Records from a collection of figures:
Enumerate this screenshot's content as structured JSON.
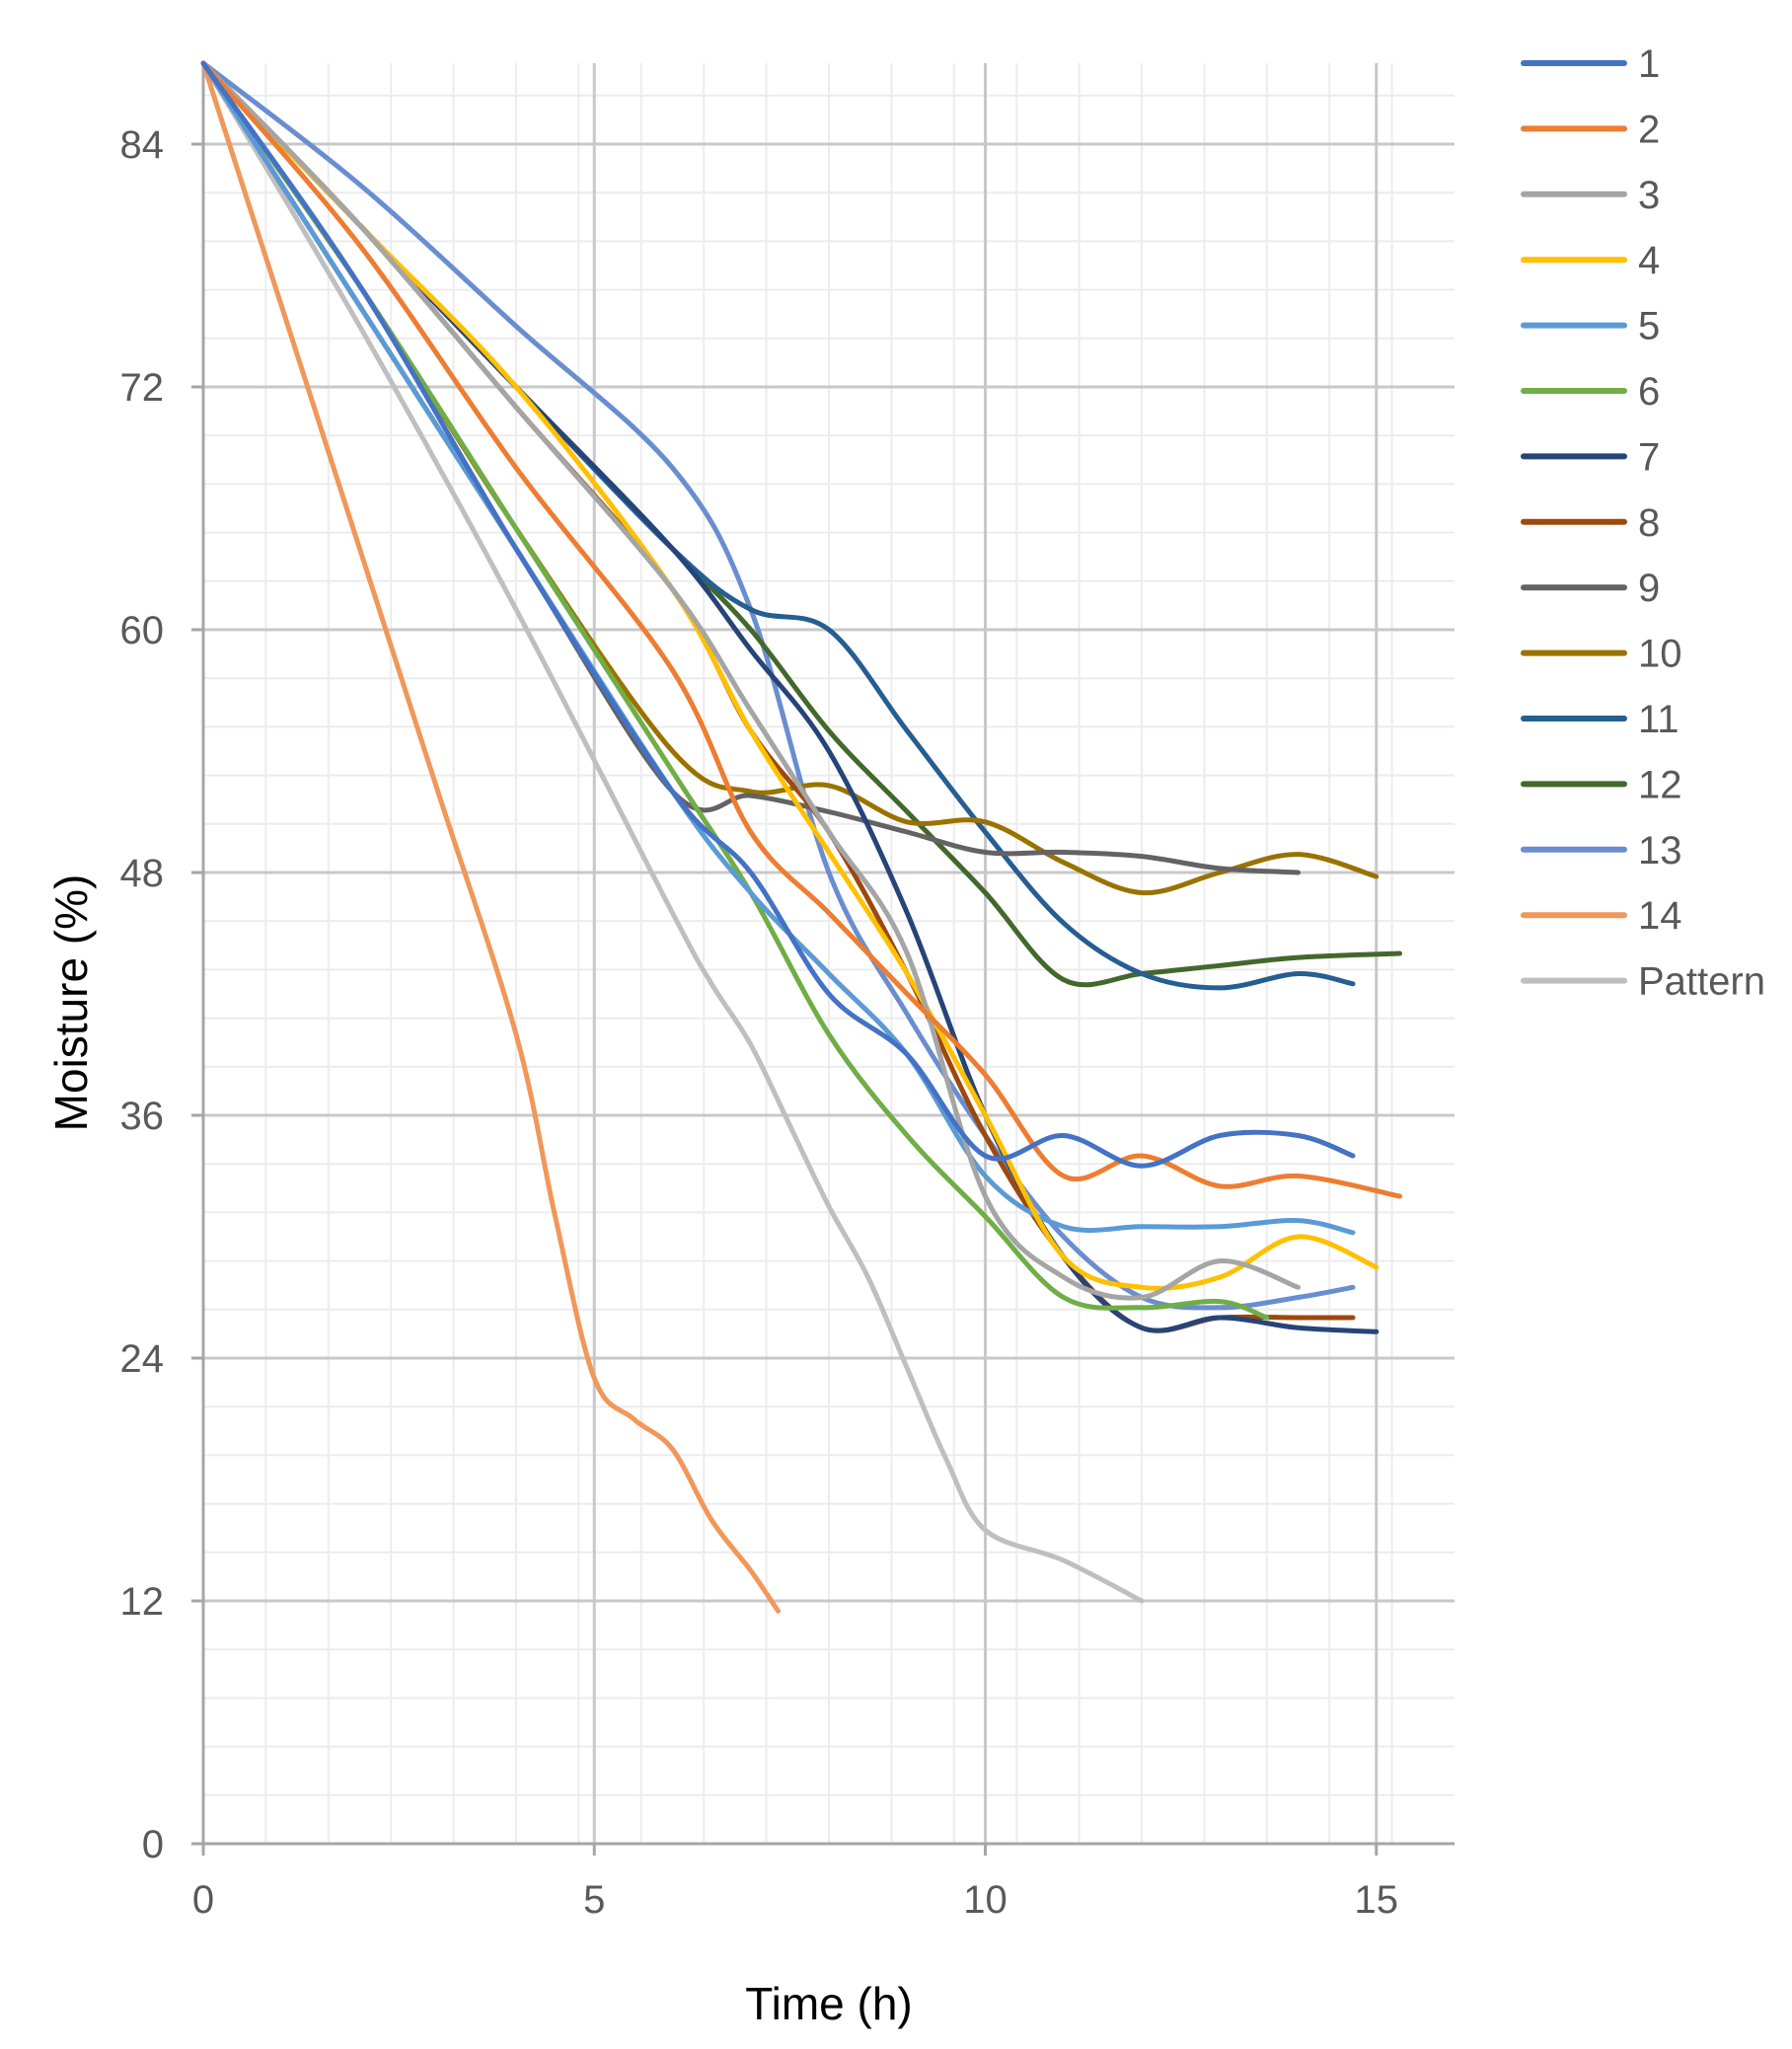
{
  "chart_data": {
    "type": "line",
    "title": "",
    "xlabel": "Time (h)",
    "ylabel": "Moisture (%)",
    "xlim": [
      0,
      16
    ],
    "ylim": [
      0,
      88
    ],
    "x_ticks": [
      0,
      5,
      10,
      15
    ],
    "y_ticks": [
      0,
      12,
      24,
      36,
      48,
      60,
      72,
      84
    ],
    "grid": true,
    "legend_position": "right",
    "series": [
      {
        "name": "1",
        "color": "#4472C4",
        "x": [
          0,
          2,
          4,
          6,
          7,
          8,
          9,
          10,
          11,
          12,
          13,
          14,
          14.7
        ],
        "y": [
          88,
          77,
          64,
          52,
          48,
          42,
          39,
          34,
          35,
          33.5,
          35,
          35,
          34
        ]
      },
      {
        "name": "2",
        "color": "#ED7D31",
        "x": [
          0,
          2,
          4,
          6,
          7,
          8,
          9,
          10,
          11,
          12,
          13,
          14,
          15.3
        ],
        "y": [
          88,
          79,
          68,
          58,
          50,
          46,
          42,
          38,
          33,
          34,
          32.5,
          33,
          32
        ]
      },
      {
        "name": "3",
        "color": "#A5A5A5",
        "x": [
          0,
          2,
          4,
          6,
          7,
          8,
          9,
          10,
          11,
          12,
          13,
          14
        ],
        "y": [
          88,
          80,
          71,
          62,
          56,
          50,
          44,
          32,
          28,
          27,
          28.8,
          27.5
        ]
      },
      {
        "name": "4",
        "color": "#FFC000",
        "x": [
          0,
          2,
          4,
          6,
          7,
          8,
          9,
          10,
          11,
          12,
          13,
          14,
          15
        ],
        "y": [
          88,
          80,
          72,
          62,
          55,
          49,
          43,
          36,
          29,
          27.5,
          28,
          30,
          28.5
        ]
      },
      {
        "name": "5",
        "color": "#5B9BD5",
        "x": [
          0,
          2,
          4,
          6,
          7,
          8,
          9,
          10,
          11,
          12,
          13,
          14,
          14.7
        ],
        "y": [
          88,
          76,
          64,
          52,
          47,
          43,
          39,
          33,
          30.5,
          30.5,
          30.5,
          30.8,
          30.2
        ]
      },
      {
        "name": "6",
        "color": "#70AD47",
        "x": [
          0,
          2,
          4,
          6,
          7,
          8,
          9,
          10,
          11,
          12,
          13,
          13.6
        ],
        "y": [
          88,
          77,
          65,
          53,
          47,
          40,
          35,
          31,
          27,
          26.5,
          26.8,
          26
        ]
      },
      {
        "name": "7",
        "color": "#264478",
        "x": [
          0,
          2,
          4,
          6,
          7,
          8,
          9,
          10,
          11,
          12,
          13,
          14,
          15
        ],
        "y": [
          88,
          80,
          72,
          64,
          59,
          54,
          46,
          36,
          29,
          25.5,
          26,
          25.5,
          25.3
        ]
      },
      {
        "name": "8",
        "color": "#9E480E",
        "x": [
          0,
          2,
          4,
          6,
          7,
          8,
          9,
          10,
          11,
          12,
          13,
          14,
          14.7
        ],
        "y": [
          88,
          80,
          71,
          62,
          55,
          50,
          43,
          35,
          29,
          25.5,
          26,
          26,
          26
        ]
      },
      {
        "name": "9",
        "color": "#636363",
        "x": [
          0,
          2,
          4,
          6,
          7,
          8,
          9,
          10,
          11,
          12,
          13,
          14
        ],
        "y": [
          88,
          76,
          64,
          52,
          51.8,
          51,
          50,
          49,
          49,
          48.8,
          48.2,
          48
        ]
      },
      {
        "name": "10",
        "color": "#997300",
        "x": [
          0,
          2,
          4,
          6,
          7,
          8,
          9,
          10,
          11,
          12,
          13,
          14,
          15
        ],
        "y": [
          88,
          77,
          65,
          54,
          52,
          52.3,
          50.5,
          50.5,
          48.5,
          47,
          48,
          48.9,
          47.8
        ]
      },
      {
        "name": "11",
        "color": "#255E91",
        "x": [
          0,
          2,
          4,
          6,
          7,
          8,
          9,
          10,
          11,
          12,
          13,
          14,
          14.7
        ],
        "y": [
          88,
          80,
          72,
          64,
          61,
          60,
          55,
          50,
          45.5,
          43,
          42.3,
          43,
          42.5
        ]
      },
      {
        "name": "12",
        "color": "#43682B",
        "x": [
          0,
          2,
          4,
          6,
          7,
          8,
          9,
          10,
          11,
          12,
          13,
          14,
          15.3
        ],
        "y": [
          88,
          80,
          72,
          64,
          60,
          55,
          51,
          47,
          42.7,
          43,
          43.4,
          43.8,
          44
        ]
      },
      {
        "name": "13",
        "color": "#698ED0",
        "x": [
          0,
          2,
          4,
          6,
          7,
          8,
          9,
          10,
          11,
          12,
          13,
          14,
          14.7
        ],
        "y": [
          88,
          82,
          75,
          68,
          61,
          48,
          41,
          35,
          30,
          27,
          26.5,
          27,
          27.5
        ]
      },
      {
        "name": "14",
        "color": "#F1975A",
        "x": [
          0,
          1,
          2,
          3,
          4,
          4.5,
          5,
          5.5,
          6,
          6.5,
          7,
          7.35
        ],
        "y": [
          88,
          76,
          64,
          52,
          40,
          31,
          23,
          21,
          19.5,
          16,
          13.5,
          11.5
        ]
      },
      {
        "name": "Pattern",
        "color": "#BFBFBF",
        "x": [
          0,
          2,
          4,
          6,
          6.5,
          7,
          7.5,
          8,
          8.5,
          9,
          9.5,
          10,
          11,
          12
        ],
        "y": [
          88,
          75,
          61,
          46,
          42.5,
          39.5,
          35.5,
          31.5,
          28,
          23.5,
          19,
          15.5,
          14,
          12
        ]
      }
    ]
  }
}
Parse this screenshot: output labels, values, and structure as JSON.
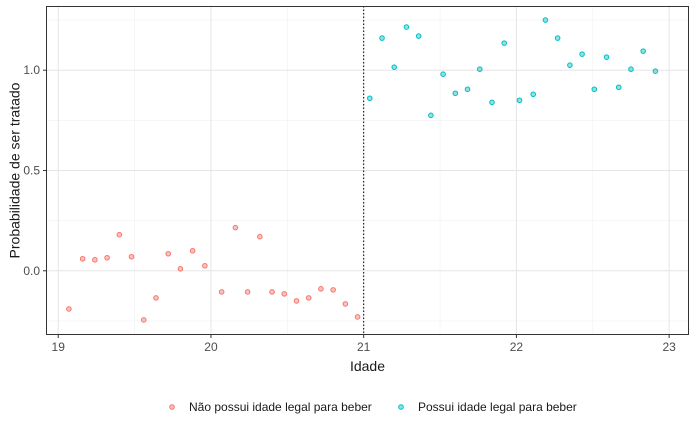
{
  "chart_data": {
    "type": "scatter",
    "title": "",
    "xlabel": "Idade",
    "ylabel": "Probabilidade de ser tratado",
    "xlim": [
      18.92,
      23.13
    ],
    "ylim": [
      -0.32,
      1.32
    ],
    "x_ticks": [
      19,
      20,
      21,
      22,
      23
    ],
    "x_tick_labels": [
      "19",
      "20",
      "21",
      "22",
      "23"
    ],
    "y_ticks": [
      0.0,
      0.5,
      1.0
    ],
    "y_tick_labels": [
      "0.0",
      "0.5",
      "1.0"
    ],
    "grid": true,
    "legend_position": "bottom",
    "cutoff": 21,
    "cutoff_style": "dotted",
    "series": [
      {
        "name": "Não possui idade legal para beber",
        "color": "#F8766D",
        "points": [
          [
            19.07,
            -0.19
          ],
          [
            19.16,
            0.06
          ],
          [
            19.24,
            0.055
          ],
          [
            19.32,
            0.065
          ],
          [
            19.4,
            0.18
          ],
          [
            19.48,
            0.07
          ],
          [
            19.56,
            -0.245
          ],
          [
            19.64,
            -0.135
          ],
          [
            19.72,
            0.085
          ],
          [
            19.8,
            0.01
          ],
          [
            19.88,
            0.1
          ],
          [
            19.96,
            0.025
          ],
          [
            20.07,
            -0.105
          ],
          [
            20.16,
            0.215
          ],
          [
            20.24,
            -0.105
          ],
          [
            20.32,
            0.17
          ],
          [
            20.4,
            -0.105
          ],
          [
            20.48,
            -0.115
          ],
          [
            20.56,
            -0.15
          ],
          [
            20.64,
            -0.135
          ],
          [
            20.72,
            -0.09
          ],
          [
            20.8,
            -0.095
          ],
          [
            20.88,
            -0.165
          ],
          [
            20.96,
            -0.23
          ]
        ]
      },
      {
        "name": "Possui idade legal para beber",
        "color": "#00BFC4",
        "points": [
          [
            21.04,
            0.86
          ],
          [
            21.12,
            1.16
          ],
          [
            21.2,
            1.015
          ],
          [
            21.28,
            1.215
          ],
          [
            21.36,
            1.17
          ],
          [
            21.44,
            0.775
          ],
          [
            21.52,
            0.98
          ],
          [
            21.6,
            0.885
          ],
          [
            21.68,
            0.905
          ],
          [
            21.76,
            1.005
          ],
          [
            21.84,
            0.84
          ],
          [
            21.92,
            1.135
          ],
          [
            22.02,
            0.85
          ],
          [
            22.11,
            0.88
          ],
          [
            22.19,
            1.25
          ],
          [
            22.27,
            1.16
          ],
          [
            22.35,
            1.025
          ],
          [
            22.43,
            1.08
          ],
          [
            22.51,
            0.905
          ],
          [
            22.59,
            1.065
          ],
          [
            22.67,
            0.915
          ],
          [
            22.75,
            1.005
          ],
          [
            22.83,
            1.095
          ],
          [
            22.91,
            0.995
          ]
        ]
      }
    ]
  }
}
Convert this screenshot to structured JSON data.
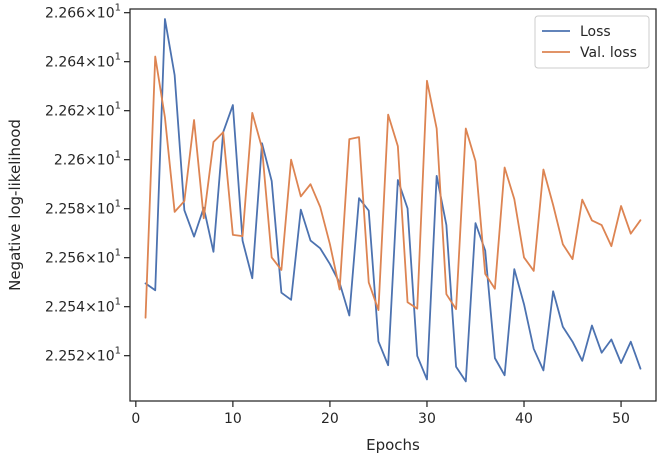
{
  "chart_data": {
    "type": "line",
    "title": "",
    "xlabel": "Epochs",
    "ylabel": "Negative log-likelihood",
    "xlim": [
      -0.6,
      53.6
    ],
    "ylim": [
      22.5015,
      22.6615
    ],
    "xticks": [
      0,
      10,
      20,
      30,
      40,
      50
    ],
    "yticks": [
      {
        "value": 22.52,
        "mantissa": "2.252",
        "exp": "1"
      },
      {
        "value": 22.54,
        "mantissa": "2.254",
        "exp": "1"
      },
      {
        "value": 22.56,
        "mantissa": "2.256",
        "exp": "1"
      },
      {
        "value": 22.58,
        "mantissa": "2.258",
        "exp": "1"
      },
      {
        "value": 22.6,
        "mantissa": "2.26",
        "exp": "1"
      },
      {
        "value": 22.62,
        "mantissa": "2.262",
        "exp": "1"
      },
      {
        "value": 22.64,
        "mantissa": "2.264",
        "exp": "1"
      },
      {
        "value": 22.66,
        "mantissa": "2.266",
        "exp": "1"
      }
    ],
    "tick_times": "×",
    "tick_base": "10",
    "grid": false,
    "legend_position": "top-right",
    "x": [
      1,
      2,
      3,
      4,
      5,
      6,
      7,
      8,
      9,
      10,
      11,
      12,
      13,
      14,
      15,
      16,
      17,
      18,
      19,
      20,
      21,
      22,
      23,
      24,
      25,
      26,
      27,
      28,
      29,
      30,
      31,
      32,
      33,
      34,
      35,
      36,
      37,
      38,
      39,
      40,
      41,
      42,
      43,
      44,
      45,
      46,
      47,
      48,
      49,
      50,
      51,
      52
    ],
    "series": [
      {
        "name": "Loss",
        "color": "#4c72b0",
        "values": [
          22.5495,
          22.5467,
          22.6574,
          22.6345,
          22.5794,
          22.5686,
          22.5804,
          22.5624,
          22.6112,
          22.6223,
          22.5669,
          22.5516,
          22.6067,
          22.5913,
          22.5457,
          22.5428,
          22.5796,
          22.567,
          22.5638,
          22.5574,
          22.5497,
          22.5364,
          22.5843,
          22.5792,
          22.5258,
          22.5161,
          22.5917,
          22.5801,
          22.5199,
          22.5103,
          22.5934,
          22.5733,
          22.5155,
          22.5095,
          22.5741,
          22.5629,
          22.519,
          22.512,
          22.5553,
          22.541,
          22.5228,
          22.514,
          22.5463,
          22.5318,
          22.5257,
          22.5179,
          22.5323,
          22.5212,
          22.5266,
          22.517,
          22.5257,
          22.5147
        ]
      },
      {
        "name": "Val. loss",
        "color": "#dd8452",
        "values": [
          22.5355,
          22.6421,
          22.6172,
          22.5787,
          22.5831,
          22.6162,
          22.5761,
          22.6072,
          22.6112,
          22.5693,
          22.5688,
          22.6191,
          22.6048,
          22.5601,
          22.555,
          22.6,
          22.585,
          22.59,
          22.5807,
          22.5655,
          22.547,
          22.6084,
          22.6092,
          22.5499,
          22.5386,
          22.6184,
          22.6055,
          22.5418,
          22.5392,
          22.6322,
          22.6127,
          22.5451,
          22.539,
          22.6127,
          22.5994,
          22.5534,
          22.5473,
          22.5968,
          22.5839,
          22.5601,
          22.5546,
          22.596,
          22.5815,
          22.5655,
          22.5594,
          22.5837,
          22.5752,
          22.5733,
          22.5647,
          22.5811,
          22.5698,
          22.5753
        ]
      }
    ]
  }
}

● **TASK GOAL**: Tally how many lines of the material contain the word "JSON". The answer must be the number and nothing else.

● **FINAL RESULT**: 3